====== Records provided

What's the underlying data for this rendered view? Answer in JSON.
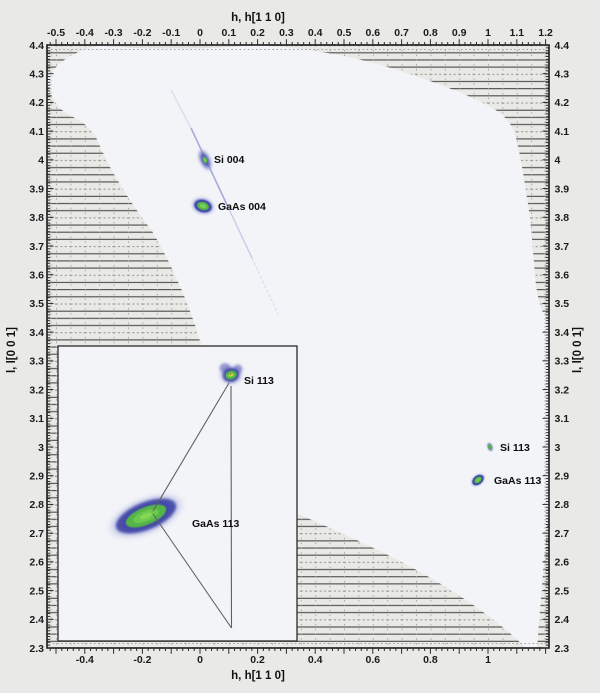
{
  "axes": {
    "top": {
      "title": "h, h[1 1 0]",
      "labels": [
        "-0.5",
        "-0.4",
        "-0.3",
        "-0.2",
        "-0.1",
        "0",
        "0.1",
        "0.2",
        "0.3",
        "0.4",
        "0.5",
        "0.6",
        "0.7",
        "0.8",
        "0.9",
        "1",
        "1.1",
        "1.2"
      ]
    },
    "bottom": {
      "title": "h, h[1 1 0]",
      "labels": [
        "-0.4",
        "-0.2",
        "0",
        "0.2",
        "0.4",
        "0.6",
        "0.8",
        "1"
      ]
    },
    "left": {
      "title": "l, l[0 0 1]",
      "labels": [
        "4.4",
        "4.3",
        "4.2",
        "4.1",
        "4",
        "3.9",
        "3.8",
        "3.7",
        "3.6",
        "3.5",
        "3.4",
        "3.3",
        "3.2",
        "3.1",
        "3",
        "2.9",
        "2.8",
        "2.7",
        "2.6",
        "2.5",
        "2.4",
        "2.3"
      ]
    },
    "right": {
      "title": "l, l[0 0 1]",
      "labels": [
        "4.4",
        "4.3",
        "4.2",
        "4.1",
        "4",
        "3.9",
        "3.8",
        "3.7",
        "3.6",
        "3.5",
        "3.4",
        "3.3",
        "3.2",
        "3.1",
        "3",
        "2.9",
        "2.8",
        "2.7",
        "2.6",
        "2.5",
        "2.4",
        "2.3"
      ]
    }
  },
  "peak_labels": {
    "si004": "Si 004",
    "gaas004": "GaAs 004",
    "si113": "Si 113",
    "gaas113": "GaAs 113",
    "inset_si113": "Si 113",
    "inset_gaas113": "GaAs 113"
  },
  "colors": {
    "background": "#e9e9e7",
    "accessible_region": "#f3f4f8",
    "hatched_region": "#e9e9e6",
    "peak_halo": "#9aa0da",
    "peak_blue": "#3a41a3",
    "peak_green": "#54b549",
    "peak_green_bright": "#7ccf53",
    "peak_yellow": "#efe93f",
    "peak_red": "#d94f28",
    "frame": "#1a1a1a"
  },
  "chart_data": {
    "type": "heatmap",
    "xlabel": "h, h[1 1 0]",
    "ylabel": "l, l[0 0 1]",
    "xlim": [
      -0.53,
      1.21
    ],
    "ylim": [
      2.3,
      4.4
    ],
    "x_tick_step": 0.1,
    "y_tick_step": 0.1,
    "grid": false,
    "peaks": [
      {
        "label": "Si 004",
        "h": 0.02,
        "l": 4.0
      },
      {
        "label": "GaAs 004",
        "h": 0.01,
        "l": 3.84
      },
      {
        "label": "Si 113",
        "h": 1.0,
        "l": 3.0
      },
      {
        "label": "GaAs 113",
        "h": 0.96,
        "l": 2.89
      }
    ],
    "inset": {
      "content": "magnified view of the 113 reflections with connector lines",
      "peaks": [
        {
          "label": "Si 113",
          "h": 1.0,
          "l": 3.0
        },
        {
          "label": "GaAs 113",
          "h": 0.96,
          "l": 2.89
        }
      ]
    },
    "colormap": [
      "#9aa0da",
      "#3a41a3",
      "#54b549",
      "#efe93f",
      "#d94f28"
    ],
    "hatched_regions": "horizontally hatched areas at the map corners (inaccessible reciprocal space)"
  }
}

============

__Your task__: Return the full material word for word. Do not include the pictures.

__Reply__:
What's the underlying data for this rendered view? Answer in JSON.
{
  "axes": {
    "top": {
      "title": "h, h[1 1 0]",
      "labels": [
        "-0.5",
        "-0.4",
        "-0.3",
        "-0.2",
        "-0.1",
        "0",
        "0.1",
        "0.2",
        "0.3",
        "0.4",
        "0.5",
        "0.6",
        "0.7",
        "0.8",
        "0.9",
        "1",
        "1.1",
        "1.2"
      ]
    },
    "bottom": {
      "title": "h, h[1 1 0]",
      "labels": [
        "-0.4",
        "-0.2",
        "0",
        "0.2",
        "0.4",
        "0.6",
        "0.8",
        "1"
      ]
    },
    "left": {
      "title": "l, l[0 0 1]",
      "labels": [
        "4.4",
        "4.3",
        "4.2",
        "4.1",
        "4",
        "3.9",
        "3.8",
        "3.7",
        "3.6",
        "3.5",
        "3.4",
        "3.3",
        "3.2",
        "3.1",
        "3",
        "2.9",
        "2.8",
        "2.7",
        "2.6",
        "2.5",
        "2.4",
        "2.3"
      ]
    },
    "right": {
      "title": "l, l[0 0 1]",
      "labels": [
        "4.4",
        "4.3",
        "4.2",
        "4.1",
        "4",
        "3.9",
        "3.8",
        "3.7",
        "3.6",
        "3.5",
        "3.4",
        "3.3",
        "3.2",
        "3.1",
        "3",
        "2.9",
        "2.8",
        "2.7",
        "2.6",
        "2.5",
        "2.4",
        "2.3"
      ]
    }
  },
  "peak_labels": {
    "si004": "Si 004",
    "gaas004": "GaAs 004",
    "si113": "Si 113",
    "gaas113": "GaAs 113",
    "inset_si113": "Si 113",
    "inset_gaas113": "GaAs 113"
  },
  "colors": {
    "background": "#e9e9e7",
    "accessible_region": "#f3f4f8",
    "hatched_region": "#e9e9e6",
    "peak_halo": "#9aa0da",
    "peak_blue": "#3a41a3",
    "peak_green": "#54b549",
    "peak_green_bright": "#7ccf53",
    "peak_yellow": "#efe93f",
    "peak_red": "#d94f28",
    "frame": "#1a1a1a"
  },
  "chart_data": {
    "type": "heatmap",
    "xlabel": "h, h[1 1 0]",
    "ylabel": "l, l[0 0 1]",
    "xlim": [
      -0.53,
      1.21
    ],
    "ylim": [
      2.3,
      4.4
    ],
    "x_tick_step": 0.1,
    "y_tick_step": 0.1,
    "grid": false,
    "peaks": [
      {
        "label": "Si 004",
        "h": 0.02,
        "l": 4.0
      },
      {
        "label": "GaAs 004",
        "h": 0.01,
        "l": 3.84
      },
      {
        "label": "Si 113",
        "h": 1.0,
        "l": 3.0
      },
      {
        "label": "GaAs 113",
        "h": 0.96,
        "l": 2.89
      }
    ],
    "inset": {
      "content": "magnified view of the 113 reflections with connector lines",
      "peaks": [
        {
          "label": "Si 113",
          "h": 1.0,
          "l": 3.0
        },
        {
          "label": "GaAs 113",
          "h": 0.96,
          "l": 2.89
        }
      ]
    },
    "colormap": [
      "#9aa0da",
      "#3a41a3",
      "#54b549",
      "#efe93f",
      "#d94f28"
    ],
    "hatched_regions": "horizontally hatched areas at the map corners (inaccessible reciprocal space)"
  }
}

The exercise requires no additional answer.